◆ **REQUEST**
Skip the pictures. Repeat everything else in the records word for word.

----

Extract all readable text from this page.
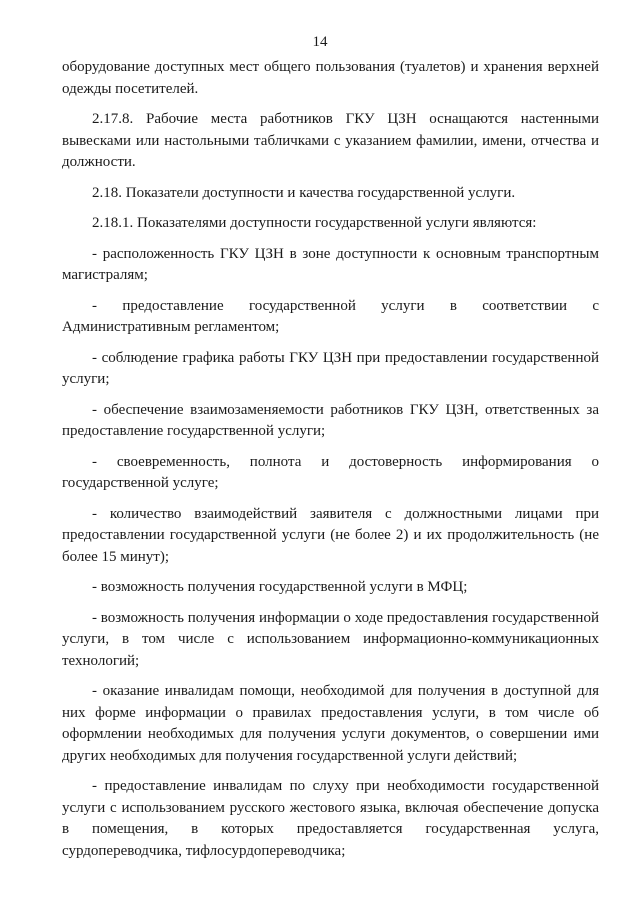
14

оборудование доступных мест общего пользования (туалетов) и хранения верхней одежды посетителей.

2.17.8. Рабочие места работников ГКУ ЦЗН оснащаются настенными вывесками или настольными табличками с указанием фамилии, имени, отчества и должности.

2.18. Показатели доступности и качества государственной услуги.

2.18.1. Показателями доступности государственной услуги являются:

- расположенность ГКУ ЦЗН в зоне доступности к основным транспортным магистралям;

- предоставление государственной услуги в соответствии с Административным регламентом;

- соблюдение графика работы ГКУ ЦЗН при предоставлении государственной услуги;

- обеспечение взаимозаменяемости работников ГКУ ЦЗН, ответственных за предоставление государственной услуги;

- своевременность, полнота и достоверность информирования о государственной услуге;

- количество взаимодействий заявителя с должностными лицами при предоставлении государственной услуги (не более 2) и их продолжительность (не более 15 минут);

- возможность получения государственной услуги в МФЦ;

- возможность получения информации о ходе предоставления государственной услуги, в том числе с использованием информационно-коммуникационных технологий;

- оказание инвалидам помощи, необходимой для получения в доступной для них форме информации о правилах предоставления услуги, в том числе об оформлении необходимых для получения услуги документов, о совершении ими других необходимых для получения государственной услуги действий;

- предоставление инвалидам по слуху при необходимости государственной услуги с использованием русского жестового языка, включая обеспечение допуска в помещения, в которых предоставляется государственная услуга, сурдопереводчика, тифлосурдопереводчика;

----

◆ **EXERCISE RESPONSE**
Extract all readable text from this page.
14

оборудование доступных мест общего пользования (туалетов) и хранения верхней одежды посетителей.

2.17.8. Рабочие места работников ГКУ ЦЗН оснащаются настенными вывесками или настольными табличками с указанием фамилии, имени, отчества и должности.

2.18. Показатели доступности и качества государственной услуги.

2.18.1. Показателями доступности государственной услуги являются:

- расположенность ГКУ ЦЗН в зоне доступности к основным транспортным магистралям;

- предоставление государственной услуги в соответствии с Административным регламентом;

- соблюдение графика работы ГКУ ЦЗН при предоставлении государственной услуги;

- обеспечение взаимозаменяемости работников ГКУ ЦЗН, ответственных за предоставление государственной услуги;

- своевременность, полнота и достоверность информирования о государственной услуге;

- количество взаимодействий заявителя с должностными лицами при предоставлении государственной услуги (не более 2) и их продолжительность (не более 15 минут);

- возможность получения государственной услуги в МФЦ;

- возможность получения информации о ходе предоставления государственной услуги, в том числе с использованием информационно-коммуникационных технологий;

- оказание инвалидам помощи, необходимой для получения в доступной для них форме информации о правилах предоставления услуги, в том числе об оформлении необходимых для получения услуги документов, о совершении ими других необходимых для получения государственной услуги действий;

- предоставление инвалидам по слуху при необходимости государственной услуги с использованием русского жестового языка, включая обеспечение допуска в помещения, в которых предоставляется государственная услуга, сурдопереводчика, тифлосурдопереводчика;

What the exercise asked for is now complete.